(Collected data)
+--

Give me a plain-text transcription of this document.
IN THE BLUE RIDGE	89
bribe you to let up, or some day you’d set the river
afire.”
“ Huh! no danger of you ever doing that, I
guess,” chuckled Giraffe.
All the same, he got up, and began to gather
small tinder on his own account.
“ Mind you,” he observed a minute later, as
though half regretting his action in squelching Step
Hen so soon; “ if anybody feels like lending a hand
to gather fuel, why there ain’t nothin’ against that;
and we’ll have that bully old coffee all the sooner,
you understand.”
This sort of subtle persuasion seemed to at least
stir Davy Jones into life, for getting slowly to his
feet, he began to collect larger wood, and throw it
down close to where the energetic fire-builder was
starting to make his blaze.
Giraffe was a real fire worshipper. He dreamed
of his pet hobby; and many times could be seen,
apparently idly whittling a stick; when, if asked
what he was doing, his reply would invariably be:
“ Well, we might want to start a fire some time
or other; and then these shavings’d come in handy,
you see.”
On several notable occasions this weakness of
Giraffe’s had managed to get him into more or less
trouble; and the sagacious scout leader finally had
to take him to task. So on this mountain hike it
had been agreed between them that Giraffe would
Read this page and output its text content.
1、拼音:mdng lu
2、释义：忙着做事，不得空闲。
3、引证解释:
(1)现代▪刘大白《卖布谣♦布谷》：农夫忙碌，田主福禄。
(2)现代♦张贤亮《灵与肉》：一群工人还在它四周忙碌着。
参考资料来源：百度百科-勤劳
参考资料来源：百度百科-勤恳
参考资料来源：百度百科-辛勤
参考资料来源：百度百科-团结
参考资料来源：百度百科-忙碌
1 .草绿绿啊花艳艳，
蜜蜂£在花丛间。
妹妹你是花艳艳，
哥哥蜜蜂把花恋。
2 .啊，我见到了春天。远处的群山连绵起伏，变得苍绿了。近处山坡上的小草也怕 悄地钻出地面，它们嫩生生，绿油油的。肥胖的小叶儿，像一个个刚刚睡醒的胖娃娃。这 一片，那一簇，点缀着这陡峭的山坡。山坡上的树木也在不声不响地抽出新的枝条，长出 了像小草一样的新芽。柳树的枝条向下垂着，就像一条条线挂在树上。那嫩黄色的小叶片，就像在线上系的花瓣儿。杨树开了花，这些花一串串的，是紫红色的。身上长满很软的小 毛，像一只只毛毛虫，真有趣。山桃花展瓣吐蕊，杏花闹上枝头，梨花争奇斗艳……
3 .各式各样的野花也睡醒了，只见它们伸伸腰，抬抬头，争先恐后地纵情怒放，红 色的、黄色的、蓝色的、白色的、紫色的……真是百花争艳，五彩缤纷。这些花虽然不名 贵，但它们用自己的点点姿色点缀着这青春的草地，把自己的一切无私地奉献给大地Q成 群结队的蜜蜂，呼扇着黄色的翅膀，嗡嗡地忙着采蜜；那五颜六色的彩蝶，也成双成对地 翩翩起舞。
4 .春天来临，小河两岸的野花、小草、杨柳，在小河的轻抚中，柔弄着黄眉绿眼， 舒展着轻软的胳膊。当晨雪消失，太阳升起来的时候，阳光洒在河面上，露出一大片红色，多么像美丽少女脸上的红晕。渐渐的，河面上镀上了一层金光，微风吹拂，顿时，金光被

+--

■ **GIVEN INSTRUCTION**:
Go through the lines above. Select every one that has the string "doing".

■ **ANSWER TO THE EXERCISE**:
“ Huh! no danger of you ever doing that, I
what he was doing, his reply would invariably be:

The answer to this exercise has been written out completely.